Restate the entries below word for word, omitting nothing.

++++

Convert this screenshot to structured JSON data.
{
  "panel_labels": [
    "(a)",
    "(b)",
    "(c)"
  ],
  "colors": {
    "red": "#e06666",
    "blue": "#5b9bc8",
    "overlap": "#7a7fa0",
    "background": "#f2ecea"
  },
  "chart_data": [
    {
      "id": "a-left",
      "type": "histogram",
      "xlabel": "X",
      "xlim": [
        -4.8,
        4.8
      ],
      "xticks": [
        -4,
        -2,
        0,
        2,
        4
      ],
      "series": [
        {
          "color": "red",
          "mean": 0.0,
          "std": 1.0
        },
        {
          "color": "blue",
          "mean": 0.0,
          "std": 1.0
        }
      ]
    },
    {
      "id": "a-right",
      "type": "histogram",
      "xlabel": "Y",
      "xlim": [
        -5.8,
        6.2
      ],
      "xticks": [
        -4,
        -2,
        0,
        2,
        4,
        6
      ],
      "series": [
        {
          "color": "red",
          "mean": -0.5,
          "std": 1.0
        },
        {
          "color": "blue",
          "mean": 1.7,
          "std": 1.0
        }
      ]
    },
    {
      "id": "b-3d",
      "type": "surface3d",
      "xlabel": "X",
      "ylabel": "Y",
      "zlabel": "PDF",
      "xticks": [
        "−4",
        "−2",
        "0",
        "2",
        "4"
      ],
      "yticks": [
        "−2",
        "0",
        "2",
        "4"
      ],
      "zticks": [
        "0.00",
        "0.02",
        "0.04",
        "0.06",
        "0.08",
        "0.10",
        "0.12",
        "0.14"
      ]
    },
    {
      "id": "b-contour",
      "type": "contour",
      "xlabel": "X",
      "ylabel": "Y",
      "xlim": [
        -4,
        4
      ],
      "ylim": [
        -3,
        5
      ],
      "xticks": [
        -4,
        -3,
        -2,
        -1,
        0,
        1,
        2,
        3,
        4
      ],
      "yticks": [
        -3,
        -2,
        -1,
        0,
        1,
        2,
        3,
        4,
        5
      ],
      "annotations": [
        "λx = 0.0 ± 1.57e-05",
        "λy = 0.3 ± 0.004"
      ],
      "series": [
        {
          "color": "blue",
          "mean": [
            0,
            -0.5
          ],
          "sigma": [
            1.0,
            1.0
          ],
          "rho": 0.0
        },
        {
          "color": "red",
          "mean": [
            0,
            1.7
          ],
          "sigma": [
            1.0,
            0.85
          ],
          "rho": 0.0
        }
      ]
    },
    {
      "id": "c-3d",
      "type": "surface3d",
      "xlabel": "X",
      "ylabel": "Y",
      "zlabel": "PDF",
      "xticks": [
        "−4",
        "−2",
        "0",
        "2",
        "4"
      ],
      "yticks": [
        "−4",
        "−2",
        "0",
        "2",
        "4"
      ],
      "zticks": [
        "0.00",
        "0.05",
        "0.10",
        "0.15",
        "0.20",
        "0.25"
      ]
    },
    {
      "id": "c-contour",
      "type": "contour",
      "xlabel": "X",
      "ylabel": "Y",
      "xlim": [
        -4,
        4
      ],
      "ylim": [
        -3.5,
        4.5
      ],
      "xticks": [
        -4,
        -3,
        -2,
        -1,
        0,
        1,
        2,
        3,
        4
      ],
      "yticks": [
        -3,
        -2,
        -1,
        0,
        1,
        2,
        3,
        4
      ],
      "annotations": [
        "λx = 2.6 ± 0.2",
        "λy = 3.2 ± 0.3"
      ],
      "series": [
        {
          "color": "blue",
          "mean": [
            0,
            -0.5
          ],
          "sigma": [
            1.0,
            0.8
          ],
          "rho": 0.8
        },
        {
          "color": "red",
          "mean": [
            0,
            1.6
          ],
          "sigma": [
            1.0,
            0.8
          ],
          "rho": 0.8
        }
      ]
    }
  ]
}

++++

◆ Answer to the exercise
Convert this screenshot to structured JSON data.
{
  "panel_labels": [
    "(a)",
    "(b)",
    "(c)"
  ],
  "colors": {
    "red": "#e06666",
    "blue": "#5b9bc8",
    "overlap": "#7a7fa0",
    "background": "#f2ecea"
  },
  "chart_data": [
    {
      "id": "a-left",
      "type": "histogram",
      "xlabel": "X",
      "xlim": [
        -4.8,
        4.8
      ],
      "xticks": [
        -4,
        -2,
        0,
        2,
        4
      ],
      "series": [
        {
          "color": "red",
          "mean": 0.0,
          "std": 1.0
        },
        {
          "color": "blue",
          "mean": 0.0,
          "std": 1.0
        }
      ]
    },
    {
      "id": "a-right",
      "type": "histogram",
      "xlabel": "Y",
      "xlim": [
        -5.8,
        6.2
      ],
      "xticks": [
        -4,
        -2,
        0,
        2,
        4,
        6
      ],
      "series": [
        {
          "color": "red",
          "mean": -0.5,
          "std": 1.0
        },
        {
          "color": "blue",
          "mean": 1.7,
          "std": 1.0
        }
      ]
    },
    {
      "id": "b-3d",
      "type": "surface3d",
      "xlabel": "X",
      "ylabel": "Y",
      "zlabel": "PDF",
      "xticks": [
        "−4",
        "−2",
        "0",
        "2",
        "4"
      ],
      "yticks": [
        "−2",
        "0",
        "2",
        "4"
      ],
      "zticks": [
        "0.00",
        "0.02",
        "0.04",
        "0.06",
        "0.08",
        "0.10",
        "0.12",
        "0.14"
      ]
    },
    {
      "id": "b-contour",
      "type": "contour",
      "xlabel": "X",
      "ylabel": "Y",
      "xlim": [
        -4,
        4
      ],
      "ylim": [
        -3,
        5
      ],
      "xticks": [
        -4,
        -3,
        -2,
        -1,
        0,
        1,
        2,
        3,
        4
      ],
      "yticks": [
        -3,
        -2,
        -1,
        0,
        1,
        2,
        3,
        4,
        5
      ],
      "annotations": [
        "λx = 0.0 ± 1.57e-05",
        "λy = 0.3 ± 0.004"
      ],
      "series": [
        {
          "color": "blue",
          "mean": [
            0,
            -0.5
          ],
          "sigma": [
            1.0,
            1.0
          ],
          "rho": 0.0
        },
        {
          "color": "red",
          "mean": [
            0,
            1.7
          ],
          "sigma": [
            1.0,
            0.85
          ],
          "rho": 0.0
        }
      ]
    },
    {
      "id": "c-3d",
      "type": "surface3d",
      "xlabel": "X",
      "ylabel": "Y",
      "zlabel": "PDF",
      "xticks": [
        "−4",
        "−2",
        "0",
        "2",
        "4"
      ],
      "yticks": [
        "−4",
        "−2",
        "0",
        "2",
        "4"
      ],
      "zticks": [
        "0.00",
        "0.05",
        "0.10",
        "0.15",
        "0.20",
        "0.25"
      ]
    },
    {
      "id": "c-contour",
      "type": "contour",
      "xlabel": "X",
      "ylabel": "Y",
      "xlim": [
        -4,
        4
      ],
      "ylim": [
        -3.5,
        4.5
      ],
      "xticks": [
        -4,
        -3,
        -2,
        -1,
        0,
        1,
        2,
        3,
        4
      ],
      "yticks": [
        -3,
        -2,
        -1,
        0,
        1,
        2,
        3,
        4
      ],
      "annotations": [
        "λx = 2.6 ± 0.2",
        "λy = 3.2 ± 0.3"
      ],
      "series": [
        {
          "color": "blue",
          "mean": [
            0,
            -0.5
          ],
          "sigma": [
            1.0,
            0.8
          ],
          "rho": 0.8
        },
        {
          "color": "red",
          "mean": [
            0,
            1.6
          ],
          "sigma": [
            1.0,
            0.8
          ],
          "rho": 0.8
        }
      ]
    }
  ]
}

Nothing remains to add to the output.